§ WHAT THE EXERCISE ASKS: Print every record below exactly as written.

Data entries for graphics:
━━━━━━━━━━━━━━━━━━━━━━━━━━━━━━
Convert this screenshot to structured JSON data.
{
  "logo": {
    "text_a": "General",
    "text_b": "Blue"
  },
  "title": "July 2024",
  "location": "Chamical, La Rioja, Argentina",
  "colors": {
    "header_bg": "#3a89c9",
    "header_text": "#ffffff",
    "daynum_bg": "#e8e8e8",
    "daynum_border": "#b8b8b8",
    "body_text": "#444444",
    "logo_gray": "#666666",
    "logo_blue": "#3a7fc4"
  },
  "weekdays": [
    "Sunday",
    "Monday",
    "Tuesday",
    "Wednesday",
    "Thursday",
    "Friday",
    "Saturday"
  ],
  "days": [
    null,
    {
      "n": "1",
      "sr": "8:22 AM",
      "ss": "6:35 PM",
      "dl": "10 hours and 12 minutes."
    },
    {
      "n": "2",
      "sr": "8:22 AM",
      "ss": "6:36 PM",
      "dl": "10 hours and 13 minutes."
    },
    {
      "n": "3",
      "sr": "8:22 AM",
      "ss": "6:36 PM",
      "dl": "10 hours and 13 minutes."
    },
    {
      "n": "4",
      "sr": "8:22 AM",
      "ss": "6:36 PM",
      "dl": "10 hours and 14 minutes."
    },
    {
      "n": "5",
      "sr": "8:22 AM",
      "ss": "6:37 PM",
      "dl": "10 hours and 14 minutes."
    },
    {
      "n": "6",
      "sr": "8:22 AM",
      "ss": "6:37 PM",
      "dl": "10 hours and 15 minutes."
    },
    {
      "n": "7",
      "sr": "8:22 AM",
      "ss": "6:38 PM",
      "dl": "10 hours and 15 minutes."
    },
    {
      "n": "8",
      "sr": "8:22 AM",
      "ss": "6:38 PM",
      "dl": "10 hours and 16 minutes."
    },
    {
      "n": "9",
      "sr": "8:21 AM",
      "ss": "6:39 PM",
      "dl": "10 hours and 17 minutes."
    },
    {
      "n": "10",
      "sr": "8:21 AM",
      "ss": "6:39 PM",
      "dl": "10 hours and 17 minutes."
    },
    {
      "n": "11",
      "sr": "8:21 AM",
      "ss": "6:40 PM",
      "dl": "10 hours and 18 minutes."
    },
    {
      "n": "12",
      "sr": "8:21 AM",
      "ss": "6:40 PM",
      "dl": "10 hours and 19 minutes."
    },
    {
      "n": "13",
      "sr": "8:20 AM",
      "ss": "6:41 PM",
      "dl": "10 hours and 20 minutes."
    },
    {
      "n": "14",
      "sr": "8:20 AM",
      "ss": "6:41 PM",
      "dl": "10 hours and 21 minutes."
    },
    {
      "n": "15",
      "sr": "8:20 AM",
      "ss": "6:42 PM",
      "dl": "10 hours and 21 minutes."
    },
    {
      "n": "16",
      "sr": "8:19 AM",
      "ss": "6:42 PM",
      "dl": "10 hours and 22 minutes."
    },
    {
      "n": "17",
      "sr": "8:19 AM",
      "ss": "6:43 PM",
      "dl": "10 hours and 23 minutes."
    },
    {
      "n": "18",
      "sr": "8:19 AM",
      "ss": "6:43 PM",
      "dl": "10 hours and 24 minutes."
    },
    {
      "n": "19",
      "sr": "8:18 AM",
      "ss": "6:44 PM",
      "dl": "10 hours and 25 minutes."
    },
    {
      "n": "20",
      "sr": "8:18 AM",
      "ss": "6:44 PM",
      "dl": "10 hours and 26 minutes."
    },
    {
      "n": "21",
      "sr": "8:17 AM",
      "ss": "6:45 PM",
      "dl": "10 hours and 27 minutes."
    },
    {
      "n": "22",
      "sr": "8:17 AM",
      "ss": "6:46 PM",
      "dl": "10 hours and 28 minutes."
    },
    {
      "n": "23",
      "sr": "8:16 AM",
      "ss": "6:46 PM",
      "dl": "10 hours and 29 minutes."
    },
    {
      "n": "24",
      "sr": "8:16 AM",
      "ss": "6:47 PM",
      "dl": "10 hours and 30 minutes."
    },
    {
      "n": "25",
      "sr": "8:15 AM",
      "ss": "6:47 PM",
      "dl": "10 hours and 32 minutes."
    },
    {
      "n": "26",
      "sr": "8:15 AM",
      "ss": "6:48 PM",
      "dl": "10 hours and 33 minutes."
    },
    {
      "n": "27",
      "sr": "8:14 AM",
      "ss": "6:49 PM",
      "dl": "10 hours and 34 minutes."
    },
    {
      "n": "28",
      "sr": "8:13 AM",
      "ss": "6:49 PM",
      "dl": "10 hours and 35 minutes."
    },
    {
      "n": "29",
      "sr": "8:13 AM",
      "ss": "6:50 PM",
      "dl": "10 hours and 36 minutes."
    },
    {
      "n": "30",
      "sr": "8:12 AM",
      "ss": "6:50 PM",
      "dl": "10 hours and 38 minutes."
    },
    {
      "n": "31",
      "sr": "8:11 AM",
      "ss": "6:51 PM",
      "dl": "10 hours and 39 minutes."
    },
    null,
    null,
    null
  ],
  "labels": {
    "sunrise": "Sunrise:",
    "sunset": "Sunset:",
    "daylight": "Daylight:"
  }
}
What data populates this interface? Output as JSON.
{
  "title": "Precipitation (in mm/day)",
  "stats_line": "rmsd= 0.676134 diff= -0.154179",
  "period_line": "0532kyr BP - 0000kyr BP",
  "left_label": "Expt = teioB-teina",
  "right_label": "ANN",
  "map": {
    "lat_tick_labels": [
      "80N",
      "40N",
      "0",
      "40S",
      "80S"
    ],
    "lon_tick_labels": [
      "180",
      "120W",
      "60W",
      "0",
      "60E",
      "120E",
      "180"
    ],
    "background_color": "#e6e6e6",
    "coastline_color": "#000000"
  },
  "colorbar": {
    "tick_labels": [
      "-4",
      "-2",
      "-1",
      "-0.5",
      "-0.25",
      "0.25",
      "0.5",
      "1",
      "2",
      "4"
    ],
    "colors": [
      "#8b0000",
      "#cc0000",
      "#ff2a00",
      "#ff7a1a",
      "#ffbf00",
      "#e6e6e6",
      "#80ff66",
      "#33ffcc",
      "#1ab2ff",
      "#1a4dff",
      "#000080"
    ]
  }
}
━━━━━━━━━━━━━━━━━━━━━━━━━━━━━━
§ OUTPUT FOR THIS EXERCISE:
Convert this screenshot to structured JSON data.
{
  "logo": {
    "text_a": "General",
    "text_b": "Blue"
  },
  "title": "July 2024",
  "location": "Chamical, La Rioja, Argentina",
  "colors": {
    "header_bg": "#3a89c9",
    "header_text": "#ffffff",
    "daynum_bg": "#e8e8e8",
    "daynum_border": "#b8b8b8",
    "body_text": "#444444",
    "logo_gray": "#666666",
    "logo_blue": "#3a7fc4"
  },
  "weekdays": [
    "Sunday",
    "Monday",
    "Tuesday",
    "Wednesday",
    "Thursday",
    "Friday",
    "Saturday"
  ],
  "days": [
    null,
    {
      "n": "1",
      "sr": "8:22 AM",
      "ss": "6:35 PM",
      "dl": "10 hours and 12 minutes."
    },
    {
      "n": "2",
      "sr": "8:22 AM",
      "ss": "6:36 PM",
      "dl": "10 hours and 13 minutes."
    },
    {
      "n": "3",
      "sr": "8:22 AM",
      "ss": "6:36 PM",
      "dl": "10 hours and 13 minutes."
    },
    {
      "n": "4",
      "sr": "8:22 AM",
      "ss": "6:36 PM",
      "dl": "10 hours and 14 minutes."
    },
    {
      "n": "5",
      "sr": "8:22 AM",
      "ss": "6:37 PM",
      "dl": "10 hours and 14 minutes."
    },
    {
      "n": "6",
      "sr": "8:22 AM",
      "ss": "6:37 PM",
      "dl": "10 hours and 15 minutes."
    },
    {
      "n": "7",
      "sr": "8:22 AM",
      "ss": "6:38 PM",
      "dl": "10 hours and 15 minutes."
    },
    {
      "n": "8",
      "sr": "8:22 AM",
      "ss": "6:38 PM",
      "dl": "10 hours and 16 minutes."
    },
    {
      "n": "9",
      "sr": "8:21 AM",
      "ss": "6:39 PM",
      "dl": "10 hours and 17 minutes."
    },
    {
      "n": "10",
      "sr": "8:21 AM",
      "ss": "6:39 PM",
      "dl": "10 hours and 17 minutes."
    },
    {
      "n": "11",
      "sr": "8:21 AM",
      "ss": "6:40 PM",
      "dl": "10 hours and 18 minutes."
    },
    {
      "n": "12",
      "sr": "8:21 AM",
      "ss": "6:40 PM",
      "dl": "10 hours and 19 minutes."
    },
    {
      "n": "13",
      "sr": "8:20 AM",
      "ss": "6:41 PM",
      "dl": "10 hours and 20 minutes."
    },
    {
      "n": "14",
      "sr": "8:20 AM",
      "ss": "6:41 PM",
      "dl": "10 hours and 21 minutes."
    },
    {
      "n": "15",
      "sr": "8:20 AM",
      "ss": "6:42 PM",
      "dl": "10 hours and 21 minutes."
    },
    {
      "n": "16",
      "sr": "8:19 AM",
      "ss": "6:42 PM",
      "dl": "10 hours and 22 minutes."
    },
    {
      "n": "17",
      "sr": "8:19 AM",
      "ss": "6:43 PM",
      "dl": "10 hours and 23 minutes."
    },
    {
      "n": "18",
      "sr": "8:19 AM",
      "ss": "6:43 PM",
      "dl": "10 hours and 24 minutes."
    },
    {
      "n": "19",
      "sr": "8:18 AM",
      "ss": "6:44 PM",
      "dl": "10 hours and 25 minutes."
    },
    {
      "n": "20",
      "sr": "8:18 AM",
      "ss": "6:44 PM",
      "dl": "10 hours and 26 minutes."
    },
    {
      "n": "21",
      "sr": "8:17 AM",
      "ss": "6:45 PM",
      "dl": "10 hours and 27 minutes."
    },
    {
      "n": "22",
      "sr": "8:17 AM",
      "ss": "6:46 PM",
      "dl": "10 hours and 28 minutes."
    },
    {
      "n": "23",
      "sr": "8:16 AM",
      "ss": "6:46 PM",
      "dl": "10 hours and 29 minutes."
    },
    {
      "n": "24",
      "sr": "8:16 AM",
      "ss": "6:47 PM",
      "dl": "10 hours and 30 minutes."
    },
    {
      "n": "25",
      "sr": "8:15 AM",
      "ss": "6:47 PM",
      "dl": "10 hours and 32 minutes."
    },
    {
      "n": "26",
      "sr": "8:15 AM",
      "ss": "6:48 PM",
      "dl": "10 hours and 33 minutes."
    },
    {
      "n": "27",
      "sr": "8:14 AM",
      "ss": "6:49 PM",
      "dl": "10 hours and 34 minutes."
    },
    {
      "n": "28",
      "sr": "8:13 AM",
      "ss": "6:49 PM",
      "dl": "10 hours and 35 minutes."
    },
    {
      "n": "29",
      "sr": "8:13 AM",
      "ss": "6:50 PM",
      "dl": "10 hours and 36 minutes."
    },
    {
      "n": "30",
      "sr": "8:12 AM",
      "ss": "6:50 PM",
      "dl": "10 hours and 38 minutes."
    },
    {
      "n": "31",
      "sr": "8:11 AM",
      "ss": "6:51 PM",
      "dl": "10 hours and 39 minutes."
    },
    null,
    null,
    null
  ],
  "labels": {
    "sunrise": "Sunrise:",
    "sunset": "Sunset:",
    "daylight": "Daylight:"
  }
}
What data populates this interface? Output as JSON.
{
  "title": "Precipitation (in mm/day)",
  "stats_line": "rmsd= 0.676134 diff= -0.154179",
  "period_line": "0532kyr BP - 0000kyr BP",
  "left_label": "Expt = teioB-teina",
  "right_label": "ANN",
  "map": {
    "lat_tick_labels": [
      "80N",
      "40N",
      "0",
      "40S",
      "80S"
    ],
    "lon_tick_labels": [
      "180",
      "120W",
      "60W",
      "0",
      "60E",
      "120E",
      "180"
    ],
    "background_color": "#e6e6e6",
    "coastline_color": "#000000"
  },
  "colorbar": {
    "tick_labels": [
      "-4",
      "-2",
      "-1",
      "-0.5",
      "-0.25",
      "0.25",
      "0.5",
      "1",
      "2",
      "4"
    ],
    "colors": [
      "#8b0000",
      "#cc0000",
      "#ff2a00",
      "#ff7a1a",
      "#ffbf00",
      "#e6e6e6",
      "#80ff66",
      "#33ffcc",
      "#1ab2ff",
      "#1a4dff",
      "#000080"
    ]
  }
}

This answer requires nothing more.